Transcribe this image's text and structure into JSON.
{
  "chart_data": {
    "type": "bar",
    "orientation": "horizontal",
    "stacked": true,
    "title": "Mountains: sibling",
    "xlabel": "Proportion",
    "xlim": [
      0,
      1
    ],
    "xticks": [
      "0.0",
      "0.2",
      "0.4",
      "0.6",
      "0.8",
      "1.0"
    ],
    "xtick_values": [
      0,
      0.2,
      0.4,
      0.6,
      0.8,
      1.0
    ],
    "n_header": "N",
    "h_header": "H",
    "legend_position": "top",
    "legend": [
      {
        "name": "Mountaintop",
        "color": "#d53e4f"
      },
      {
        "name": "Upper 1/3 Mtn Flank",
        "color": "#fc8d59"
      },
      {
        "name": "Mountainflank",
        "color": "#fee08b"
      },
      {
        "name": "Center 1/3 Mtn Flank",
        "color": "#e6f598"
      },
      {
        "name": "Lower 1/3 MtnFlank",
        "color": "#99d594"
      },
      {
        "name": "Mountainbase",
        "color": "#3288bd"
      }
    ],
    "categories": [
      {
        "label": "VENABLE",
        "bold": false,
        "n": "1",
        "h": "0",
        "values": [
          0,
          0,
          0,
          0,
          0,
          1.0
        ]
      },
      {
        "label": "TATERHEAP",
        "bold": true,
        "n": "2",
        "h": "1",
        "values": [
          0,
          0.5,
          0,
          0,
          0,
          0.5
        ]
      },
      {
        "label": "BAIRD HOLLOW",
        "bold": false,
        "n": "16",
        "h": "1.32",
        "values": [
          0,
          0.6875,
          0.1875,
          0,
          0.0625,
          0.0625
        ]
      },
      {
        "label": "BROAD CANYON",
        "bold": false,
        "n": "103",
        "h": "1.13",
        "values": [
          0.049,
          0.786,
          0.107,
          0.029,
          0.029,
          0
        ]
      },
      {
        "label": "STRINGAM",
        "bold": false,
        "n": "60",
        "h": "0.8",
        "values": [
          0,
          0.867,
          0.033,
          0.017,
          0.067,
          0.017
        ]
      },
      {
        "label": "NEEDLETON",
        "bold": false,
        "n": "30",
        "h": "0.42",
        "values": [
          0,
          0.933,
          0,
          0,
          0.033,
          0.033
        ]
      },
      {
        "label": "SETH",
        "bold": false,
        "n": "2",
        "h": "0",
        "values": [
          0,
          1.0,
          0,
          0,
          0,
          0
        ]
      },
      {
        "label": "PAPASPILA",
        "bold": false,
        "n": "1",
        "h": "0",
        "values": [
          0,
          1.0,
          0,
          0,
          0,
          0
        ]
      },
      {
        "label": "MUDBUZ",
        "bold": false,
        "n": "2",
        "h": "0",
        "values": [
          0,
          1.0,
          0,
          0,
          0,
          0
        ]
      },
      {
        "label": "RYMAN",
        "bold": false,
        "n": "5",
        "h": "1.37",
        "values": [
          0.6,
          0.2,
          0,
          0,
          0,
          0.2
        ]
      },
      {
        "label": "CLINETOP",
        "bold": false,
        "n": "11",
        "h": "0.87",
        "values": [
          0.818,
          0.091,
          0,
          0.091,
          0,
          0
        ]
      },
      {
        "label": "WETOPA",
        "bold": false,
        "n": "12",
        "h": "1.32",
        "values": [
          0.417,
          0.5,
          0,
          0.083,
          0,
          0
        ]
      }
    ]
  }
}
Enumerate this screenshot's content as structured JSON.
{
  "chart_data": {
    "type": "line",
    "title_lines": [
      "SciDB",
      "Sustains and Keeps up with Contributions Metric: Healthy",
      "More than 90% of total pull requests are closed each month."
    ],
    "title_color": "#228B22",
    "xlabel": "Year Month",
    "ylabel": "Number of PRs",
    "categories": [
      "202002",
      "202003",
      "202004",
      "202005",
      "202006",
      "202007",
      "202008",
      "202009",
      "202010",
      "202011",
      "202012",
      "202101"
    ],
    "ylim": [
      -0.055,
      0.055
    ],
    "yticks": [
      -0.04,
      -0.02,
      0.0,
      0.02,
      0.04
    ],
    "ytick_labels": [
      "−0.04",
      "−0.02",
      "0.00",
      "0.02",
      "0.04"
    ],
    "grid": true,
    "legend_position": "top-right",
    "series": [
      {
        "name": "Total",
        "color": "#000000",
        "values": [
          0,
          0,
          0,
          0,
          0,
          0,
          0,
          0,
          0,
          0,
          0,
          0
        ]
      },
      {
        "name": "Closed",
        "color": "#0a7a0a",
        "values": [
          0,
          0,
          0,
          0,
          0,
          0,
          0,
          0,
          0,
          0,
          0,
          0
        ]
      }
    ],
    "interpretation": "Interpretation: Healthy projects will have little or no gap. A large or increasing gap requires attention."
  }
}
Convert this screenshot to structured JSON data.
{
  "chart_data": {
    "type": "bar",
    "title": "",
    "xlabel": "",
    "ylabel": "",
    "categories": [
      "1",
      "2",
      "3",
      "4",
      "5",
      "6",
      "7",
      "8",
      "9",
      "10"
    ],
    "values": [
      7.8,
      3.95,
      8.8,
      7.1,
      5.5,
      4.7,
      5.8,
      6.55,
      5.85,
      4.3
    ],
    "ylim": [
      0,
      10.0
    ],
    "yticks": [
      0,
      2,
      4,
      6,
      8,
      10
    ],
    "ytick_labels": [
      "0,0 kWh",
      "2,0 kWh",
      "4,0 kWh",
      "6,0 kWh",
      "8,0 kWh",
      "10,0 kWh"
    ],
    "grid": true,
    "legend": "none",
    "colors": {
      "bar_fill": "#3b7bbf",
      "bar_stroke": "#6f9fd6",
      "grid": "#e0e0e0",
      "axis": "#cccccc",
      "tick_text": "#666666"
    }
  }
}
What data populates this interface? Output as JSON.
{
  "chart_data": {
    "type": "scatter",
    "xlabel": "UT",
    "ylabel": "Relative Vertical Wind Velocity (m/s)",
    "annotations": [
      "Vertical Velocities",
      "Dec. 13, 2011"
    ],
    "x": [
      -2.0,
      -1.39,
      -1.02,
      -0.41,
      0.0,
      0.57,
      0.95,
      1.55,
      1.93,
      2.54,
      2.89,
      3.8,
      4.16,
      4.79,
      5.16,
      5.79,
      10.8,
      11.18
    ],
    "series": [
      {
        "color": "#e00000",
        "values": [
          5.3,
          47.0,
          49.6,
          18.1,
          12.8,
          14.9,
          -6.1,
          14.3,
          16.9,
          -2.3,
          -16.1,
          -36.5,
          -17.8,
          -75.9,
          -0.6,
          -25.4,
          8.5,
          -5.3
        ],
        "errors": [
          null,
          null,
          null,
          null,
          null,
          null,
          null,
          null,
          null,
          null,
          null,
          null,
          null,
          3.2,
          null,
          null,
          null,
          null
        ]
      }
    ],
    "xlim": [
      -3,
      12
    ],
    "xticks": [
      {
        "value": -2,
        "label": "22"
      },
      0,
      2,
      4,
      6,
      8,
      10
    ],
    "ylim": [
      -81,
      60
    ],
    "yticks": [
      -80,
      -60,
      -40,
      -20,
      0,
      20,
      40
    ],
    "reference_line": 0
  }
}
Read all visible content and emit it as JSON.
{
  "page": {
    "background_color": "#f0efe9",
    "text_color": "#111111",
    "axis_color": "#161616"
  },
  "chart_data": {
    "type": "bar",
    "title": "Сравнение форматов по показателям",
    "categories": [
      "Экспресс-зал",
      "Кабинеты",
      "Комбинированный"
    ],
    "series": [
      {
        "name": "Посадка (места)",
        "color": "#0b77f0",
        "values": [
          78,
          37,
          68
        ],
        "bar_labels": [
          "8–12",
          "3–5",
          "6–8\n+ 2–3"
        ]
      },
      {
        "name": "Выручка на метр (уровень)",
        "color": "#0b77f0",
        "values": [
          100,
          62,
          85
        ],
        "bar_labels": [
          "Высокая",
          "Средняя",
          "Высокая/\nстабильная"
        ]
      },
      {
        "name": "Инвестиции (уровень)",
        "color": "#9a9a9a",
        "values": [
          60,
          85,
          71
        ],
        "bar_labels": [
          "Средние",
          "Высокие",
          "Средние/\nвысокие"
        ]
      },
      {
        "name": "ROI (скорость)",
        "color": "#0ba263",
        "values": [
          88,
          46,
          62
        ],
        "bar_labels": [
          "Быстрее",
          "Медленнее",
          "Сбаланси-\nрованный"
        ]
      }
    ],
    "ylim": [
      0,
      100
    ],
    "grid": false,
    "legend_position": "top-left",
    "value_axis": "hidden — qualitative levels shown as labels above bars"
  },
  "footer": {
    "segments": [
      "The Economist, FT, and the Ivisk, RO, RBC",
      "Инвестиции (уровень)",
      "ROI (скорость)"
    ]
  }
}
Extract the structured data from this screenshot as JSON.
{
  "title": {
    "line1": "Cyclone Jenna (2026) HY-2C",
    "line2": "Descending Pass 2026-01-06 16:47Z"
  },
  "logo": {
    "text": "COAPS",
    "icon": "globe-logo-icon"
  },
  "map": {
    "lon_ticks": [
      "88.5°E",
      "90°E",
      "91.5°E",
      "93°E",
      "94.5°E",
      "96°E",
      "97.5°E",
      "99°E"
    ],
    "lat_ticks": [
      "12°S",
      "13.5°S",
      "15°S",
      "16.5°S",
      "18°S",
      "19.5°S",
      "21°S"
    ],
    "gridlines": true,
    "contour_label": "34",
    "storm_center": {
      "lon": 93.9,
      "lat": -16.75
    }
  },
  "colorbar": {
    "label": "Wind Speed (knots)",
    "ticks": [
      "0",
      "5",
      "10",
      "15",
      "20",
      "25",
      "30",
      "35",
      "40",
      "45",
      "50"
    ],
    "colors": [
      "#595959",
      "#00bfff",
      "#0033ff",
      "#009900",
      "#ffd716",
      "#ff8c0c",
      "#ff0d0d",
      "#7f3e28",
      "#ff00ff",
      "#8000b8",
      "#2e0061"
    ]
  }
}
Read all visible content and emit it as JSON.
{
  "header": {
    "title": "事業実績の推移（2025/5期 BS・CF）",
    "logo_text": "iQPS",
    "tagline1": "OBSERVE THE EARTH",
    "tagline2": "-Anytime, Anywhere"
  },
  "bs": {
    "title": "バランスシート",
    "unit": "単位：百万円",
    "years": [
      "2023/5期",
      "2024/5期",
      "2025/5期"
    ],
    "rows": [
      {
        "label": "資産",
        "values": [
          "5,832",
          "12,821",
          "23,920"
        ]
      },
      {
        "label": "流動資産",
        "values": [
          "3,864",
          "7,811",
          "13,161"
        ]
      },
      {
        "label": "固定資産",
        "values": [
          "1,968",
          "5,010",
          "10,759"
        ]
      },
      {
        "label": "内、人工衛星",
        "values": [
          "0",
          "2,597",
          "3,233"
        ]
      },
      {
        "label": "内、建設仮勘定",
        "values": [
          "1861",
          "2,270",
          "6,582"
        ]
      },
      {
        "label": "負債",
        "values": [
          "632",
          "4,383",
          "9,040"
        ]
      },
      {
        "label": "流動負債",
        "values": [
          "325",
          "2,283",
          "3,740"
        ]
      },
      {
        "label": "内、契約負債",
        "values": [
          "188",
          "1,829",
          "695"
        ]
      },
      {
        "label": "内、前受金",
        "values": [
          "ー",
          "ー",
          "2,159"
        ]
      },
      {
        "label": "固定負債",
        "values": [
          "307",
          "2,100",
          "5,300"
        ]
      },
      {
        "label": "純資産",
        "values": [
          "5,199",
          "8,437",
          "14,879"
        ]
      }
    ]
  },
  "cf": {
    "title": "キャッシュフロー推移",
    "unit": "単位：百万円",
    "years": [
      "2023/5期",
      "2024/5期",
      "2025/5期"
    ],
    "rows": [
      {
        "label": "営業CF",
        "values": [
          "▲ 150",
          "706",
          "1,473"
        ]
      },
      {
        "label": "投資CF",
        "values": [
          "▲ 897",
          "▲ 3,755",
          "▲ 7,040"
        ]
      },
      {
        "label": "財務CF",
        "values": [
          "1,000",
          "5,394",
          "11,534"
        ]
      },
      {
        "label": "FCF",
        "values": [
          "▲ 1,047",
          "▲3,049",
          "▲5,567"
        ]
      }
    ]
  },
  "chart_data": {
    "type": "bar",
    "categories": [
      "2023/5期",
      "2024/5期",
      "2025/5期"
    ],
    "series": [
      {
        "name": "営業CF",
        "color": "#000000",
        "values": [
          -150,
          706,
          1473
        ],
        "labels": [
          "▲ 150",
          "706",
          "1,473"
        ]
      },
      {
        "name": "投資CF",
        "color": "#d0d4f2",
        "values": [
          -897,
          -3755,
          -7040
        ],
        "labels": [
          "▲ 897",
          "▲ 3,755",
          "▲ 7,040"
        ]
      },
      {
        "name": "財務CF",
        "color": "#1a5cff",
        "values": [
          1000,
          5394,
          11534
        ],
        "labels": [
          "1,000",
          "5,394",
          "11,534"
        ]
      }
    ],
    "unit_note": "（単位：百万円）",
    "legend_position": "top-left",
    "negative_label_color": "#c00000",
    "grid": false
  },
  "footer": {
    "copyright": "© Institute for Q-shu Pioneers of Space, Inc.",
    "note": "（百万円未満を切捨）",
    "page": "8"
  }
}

# [YOUR GOAL]
Locate the lines above that hold the word "ylabel". Show every one of them.

# [FINAL RESULT]
    "ylabel": "Number of PRs",
    "ylabel": "",
    "ylabel": "Relative Vertical Wind Velocity (m/s)",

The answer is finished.